**Stated exercise:**
Examine the entries and show every line in which the word "over" is found.

[start of Supplied material]

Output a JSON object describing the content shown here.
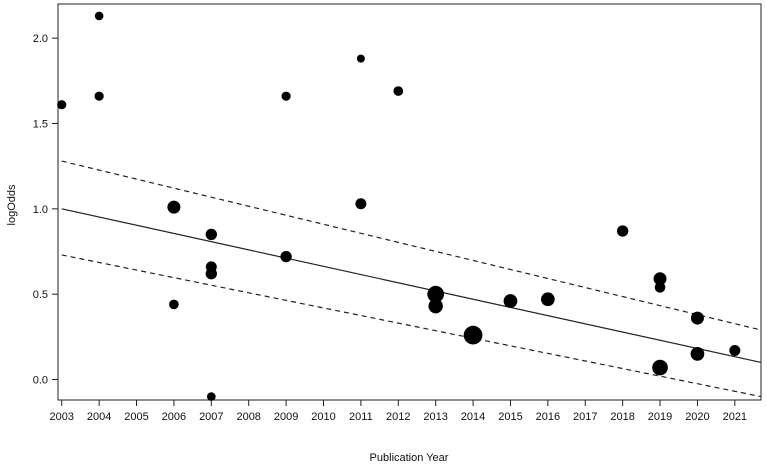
{
  "chart_data": {
    "type": "scatter",
    "title": "",
    "xlabel": "Publication Year",
    "ylabel": "logOdds",
    "xlim": [
      2002.9,
      2021.7
    ],
    "ylim": [
      -0.12,
      2.2
    ],
    "x_ticks": [
      2003,
      2004,
      2005,
      2006,
      2007,
      2008,
      2009,
      2010,
      2011,
      2012,
      2013,
      2014,
      2015,
      2016,
      2017,
      2018,
      2019,
      2020,
      2021
    ],
    "x_tick_labels": [
      "2003",
      "2004",
      "2005",
      "2006",
      "2007",
      "2008",
      "2009",
      "2010",
      "2011",
      "2012",
      "2013",
      "2014",
      "2015",
      "2016",
      "2017",
      "2018",
      "2019",
      "2020",
      "2021"
    ],
    "y_ticks": [
      0.0,
      0.5,
      1.0,
      1.5,
      2.0
    ],
    "y_tick_labels": [
      "0.0",
      "0.5",
      "1.0",
      "1.5",
      "2.0"
    ],
    "grid": false,
    "marker_color": "#000000",
    "points": [
      {
        "x": 2003,
        "y": 1.61,
        "weight": 1
      },
      {
        "x": 2004,
        "y": 2.13,
        "weight": 0.8
      },
      {
        "x": 2004,
        "y": 1.66,
        "weight": 1
      },
      {
        "x": 2006,
        "y": 1.01,
        "weight": 3
      },
      {
        "x": 2006,
        "y": 0.44,
        "weight": 1.2
      },
      {
        "x": 2007,
        "y": 0.85,
        "weight": 2
      },
      {
        "x": 2007,
        "y": 0.66,
        "weight": 1.8
      },
      {
        "x": 2007,
        "y": 0.62,
        "weight": 2
      },
      {
        "x": 2007,
        "y": -0.1,
        "weight": 0.8
      },
      {
        "x": 2009,
        "y": 1.66,
        "weight": 1
      },
      {
        "x": 2009,
        "y": 0.72,
        "weight": 2
      },
      {
        "x": 2011,
        "y": 1.88,
        "weight": 0.6
      },
      {
        "x": 2011,
        "y": 1.03,
        "weight": 1.8
      },
      {
        "x": 2012,
        "y": 1.69,
        "weight": 1.2
      },
      {
        "x": 2013,
        "y": 0.5,
        "weight": 6
      },
      {
        "x": 2013,
        "y": 0.43,
        "weight": 4
      },
      {
        "x": 2014,
        "y": 0.26,
        "weight": 8
      },
      {
        "x": 2015,
        "y": 0.46,
        "weight": 3.5
      },
      {
        "x": 2016,
        "y": 0.47,
        "weight": 3.5
      },
      {
        "x": 2018,
        "y": 0.87,
        "weight": 2
      },
      {
        "x": 2019,
        "y": 0.59,
        "weight": 3
      },
      {
        "x": 2019,
        "y": 0.54,
        "weight": 1.6
      },
      {
        "x": 2019,
        "y": 0.07,
        "weight": 5
      },
      {
        "x": 2020,
        "y": 0.36,
        "weight": 3
      },
      {
        "x": 2020,
        "y": 0.15,
        "weight": 3.5
      },
      {
        "x": 2021,
        "y": 0.17,
        "weight": 1.8
      }
    ],
    "fit_line": {
      "x": [
        2003,
        2021.7
      ],
      "y": [
        1.0,
        0.1
      ]
    },
    "ci_upper": {
      "x": [
        2003,
        2021.7
      ],
      "y": [
        1.28,
        0.29
      ]
    },
    "ci_lower": {
      "x": [
        2003,
        2021.7
      ],
      "y": [
        0.73,
        -0.1
      ]
    }
  }
}
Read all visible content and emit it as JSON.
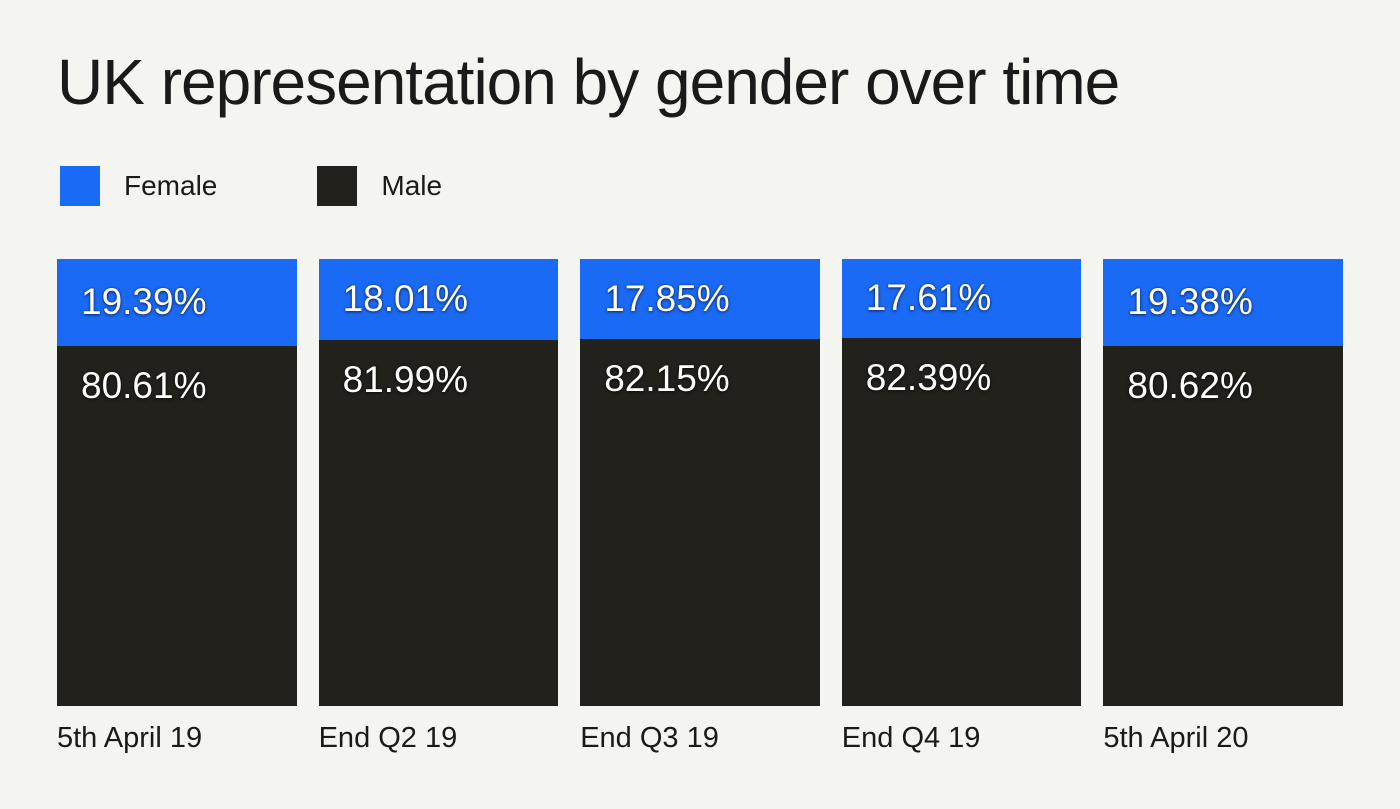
{
  "title": "UK representation by gender over time",
  "legend": [
    {
      "label": "Female",
      "color": "#1b6af5"
    },
    {
      "label": "Male",
      "color": "#22211c"
    }
  ],
  "colors": {
    "background": "#f4f4f1",
    "female": "#1b6af5",
    "male": "#22211c",
    "text": "#1a1a1a",
    "bar_label_text": "#ffffff"
  },
  "chart_data": {
    "type": "bar",
    "stacked": true,
    "orientation": "vertical",
    "categories": [
      "5th April 19",
      "End Q2 19",
      "End Q3 19",
      "End Q4 19",
      "5th April 20"
    ],
    "series": [
      {
        "name": "Female",
        "color": "#1b6af5",
        "values": [
          19.39,
          18.01,
          17.85,
          17.61,
          19.38
        ],
        "labels": [
          "19.39%",
          "18.01%",
          "17.85%",
          "17.61%",
          "19.38%"
        ]
      },
      {
        "name": "Male",
        "color": "#22211c",
        "values": [
          80.61,
          81.99,
          82.15,
          82.39,
          80.62
        ],
        "labels": [
          "80.61%",
          "81.99%",
          "82.15%",
          "82.39%",
          "80.62%"
        ]
      }
    ],
    "value_suffix": "%",
    "ylim": [
      0,
      100
    ],
    "grid": false,
    "axes_shown": false,
    "legend_position": "top-left",
    "title": "UK representation by gender over time"
  }
}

[end of Supplied material]

**Task output:**
  "title": "UK representation by gender over time",
    "title": "UK representation by gender over time"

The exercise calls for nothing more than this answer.